┌──

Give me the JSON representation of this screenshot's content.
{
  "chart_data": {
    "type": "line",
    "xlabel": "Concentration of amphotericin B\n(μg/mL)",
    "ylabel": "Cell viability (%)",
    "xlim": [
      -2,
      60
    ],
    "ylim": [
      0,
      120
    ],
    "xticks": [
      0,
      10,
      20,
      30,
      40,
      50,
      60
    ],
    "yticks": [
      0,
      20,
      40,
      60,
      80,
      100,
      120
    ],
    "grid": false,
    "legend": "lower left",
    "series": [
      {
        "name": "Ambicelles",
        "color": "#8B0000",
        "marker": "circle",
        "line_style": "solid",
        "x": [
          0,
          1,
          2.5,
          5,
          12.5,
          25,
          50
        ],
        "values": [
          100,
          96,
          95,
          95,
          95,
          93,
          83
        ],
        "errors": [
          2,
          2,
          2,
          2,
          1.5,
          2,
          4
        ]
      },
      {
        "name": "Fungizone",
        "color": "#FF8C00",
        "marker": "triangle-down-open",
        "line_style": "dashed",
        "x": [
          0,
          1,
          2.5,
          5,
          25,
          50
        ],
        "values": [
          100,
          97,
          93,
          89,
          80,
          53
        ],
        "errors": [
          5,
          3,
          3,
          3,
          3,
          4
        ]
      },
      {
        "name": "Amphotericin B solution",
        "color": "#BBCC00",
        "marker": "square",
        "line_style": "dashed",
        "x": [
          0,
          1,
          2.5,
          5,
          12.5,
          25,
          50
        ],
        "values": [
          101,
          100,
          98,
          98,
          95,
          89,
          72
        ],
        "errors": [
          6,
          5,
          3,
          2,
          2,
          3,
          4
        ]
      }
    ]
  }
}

└──

* Task prompt
Nothing in the data may differ; print all of it exactly as written.

* Problem solution
Give me the JSON representation of this screenshot's content.
{
  "chart_data": {
    "type": "line",
    "xlabel": "Concentration of amphotericin B\n(μg/mL)",
    "ylabel": "Cell viability (%)",
    "xlim": [
      -2,
      60
    ],
    "ylim": [
      0,
      120
    ],
    "xticks": [
      0,
      10,
      20,
      30,
      40,
      50,
      60
    ],
    "yticks": [
      0,
      20,
      40,
      60,
      80,
      100,
      120
    ],
    "grid": false,
    "legend": "lower left",
    "series": [
      {
        "name": "Ambicelles",
        "color": "#8B0000",
        "marker": "circle",
        "line_style": "solid",
        "x": [
          0,
          1,
          2.5,
          5,
          12.5,
          25,
          50
        ],
        "values": [
          100,
          96,
          95,
          95,
          95,
          93,
          83
        ],
        "errors": [
          2,
          2,
          2,
          2,
          1.5,
          2,
          4
        ]
      },
      {
        "name": "Fungizone",
        "color": "#FF8C00",
        "marker": "triangle-down-open",
        "line_style": "dashed",
        "x": [
          0,
          1,
          2.5,
          5,
          25,
          50
        ],
        "values": [
          100,
          97,
          93,
          89,
          80,
          53
        ],
        "errors": [
          5,
          3,
          3,
          3,
          3,
          4
        ]
      },
      {
        "name": "Amphotericin B solution",
        "color": "#BBCC00",
        "marker": "square",
        "line_style": "dashed",
        "x": [
          0,
          1,
          2.5,
          5,
          12.5,
          25,
          50
        ],
        "values": [
          101,
          100,
          98,
          98,
          95,
          89,
          72
        ],
        "errors": [
          6,
          5,
          3,
          2,
          2,
          3,
          4
        ]
      }
    ]
  }
}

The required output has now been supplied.